■ Request ■
Repeat all of the records verbatim.

[Figure dataset records]
···

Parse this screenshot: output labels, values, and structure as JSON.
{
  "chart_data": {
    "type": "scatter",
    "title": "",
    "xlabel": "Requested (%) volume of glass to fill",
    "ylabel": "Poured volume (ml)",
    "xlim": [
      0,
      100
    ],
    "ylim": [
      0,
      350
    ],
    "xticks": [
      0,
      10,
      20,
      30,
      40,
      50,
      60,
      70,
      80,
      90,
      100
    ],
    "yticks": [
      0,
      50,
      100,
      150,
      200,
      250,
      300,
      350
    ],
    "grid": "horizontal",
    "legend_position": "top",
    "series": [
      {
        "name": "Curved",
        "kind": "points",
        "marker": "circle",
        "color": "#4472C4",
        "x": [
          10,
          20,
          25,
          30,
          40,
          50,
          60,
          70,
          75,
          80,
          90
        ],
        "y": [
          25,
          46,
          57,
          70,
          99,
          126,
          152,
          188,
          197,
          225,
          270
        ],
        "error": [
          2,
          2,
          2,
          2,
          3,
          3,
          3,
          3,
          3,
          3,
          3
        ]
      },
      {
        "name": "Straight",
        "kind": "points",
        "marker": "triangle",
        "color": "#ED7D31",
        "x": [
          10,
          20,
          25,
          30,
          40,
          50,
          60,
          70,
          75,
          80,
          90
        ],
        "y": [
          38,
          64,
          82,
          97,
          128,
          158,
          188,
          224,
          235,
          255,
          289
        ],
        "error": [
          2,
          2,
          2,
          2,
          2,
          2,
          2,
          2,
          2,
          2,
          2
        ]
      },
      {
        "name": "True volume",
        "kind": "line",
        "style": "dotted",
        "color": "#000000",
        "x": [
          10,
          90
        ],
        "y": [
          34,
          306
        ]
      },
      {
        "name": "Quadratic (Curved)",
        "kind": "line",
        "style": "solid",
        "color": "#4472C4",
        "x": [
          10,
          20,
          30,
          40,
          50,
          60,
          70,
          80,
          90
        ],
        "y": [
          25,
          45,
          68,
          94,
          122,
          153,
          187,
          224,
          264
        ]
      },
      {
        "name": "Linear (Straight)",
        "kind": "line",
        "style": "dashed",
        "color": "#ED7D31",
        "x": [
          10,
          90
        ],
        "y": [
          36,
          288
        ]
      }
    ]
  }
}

···

■ Expected answer ■
Parse this screenshot: output labels, values, and structure as JSON.
{
  "chart_data": {
    "type": "scatter",
    "title": "",
    "xlabel": "Requested (%) volume of glass to fill",
    "ylabel": "Poured volume (ml)",
    "xlim": [
      0,
      100
    ],
    "ylim": [
      0,
      350
    ],
    "xticks": [
      0,
      10,
      20,
      30,
      40,
      50,
      60,
      70,
      80,
      90,
      100
    ],
    "yticks": [
      0,
      50,
      100,
      150,
      200,
      250,
      300,
      350
    ],
    "grid": "horizontal",
    "legend_position": "top",
    "series": [
      {
        "name": "Curved",
        "kind": "points",
        "marker": "circle",
        "color": "#4472C4",
        "x": [
          10,
          20,
          25,
          30,
          40,
          50,
          60,
          70,
          75,
          80,
          90
        ],
        "y": [
          25,
          46,
          57,
          70,
          99,
          126,
          152,
          188,
          197,
          225,
          270
        ],
        "error": [
          2,
          2,
          2,
          2,
          3,
          3,
          3,
          3,
          3,
          3,
          3
        ]
      },
      {
        "name": "Straight",
        "kind": "points",
        "marker": "triangle",
        "color": "#ED7D31",
        "x": [
          10,
          20,
          25,
          30,
          40,
          50,
          60,
          70,
          75,
          80,
          90
        ],
        "y": [
          38,
          64,
          82,
          97,
          128,
          158,
          188,
          224,
          235,
          255,
          289
        ],
        "error": [
          2,
          2,
          2,
          2,
          2,
          2,
          2,
          2,
          2,
          2,
          2
        ]
      },
      {
        "name": "True volume",
        "kind": "line",
        "style": "dotted",
        "color": "#000000",
        "x": [
          10,
          90
        ],
        "y": [
          34,
          306
        ]
      },
      {
        "name": "Quadratic (Curved)",
        "kind": "line",
        "style": "solid",
        "color": "#4472C4",
        "x": [
          10,
          20,
          30,
          40,
          50,
          60,
          70,
          80,
          90
        ],
        "y": [
          25,
          45,
          68,
          94,
          122,
          153,
          187,
          224,
          264
        ]
      },
      {
        "name": "Linear (Straight)",
        "kind": "line",
        "style": "dashed",
        "color": "#ED7D31",
        "x": [
          10,
          90
        ],
        "y": [
          36,
          288
        ]
      }
    ]
  }
}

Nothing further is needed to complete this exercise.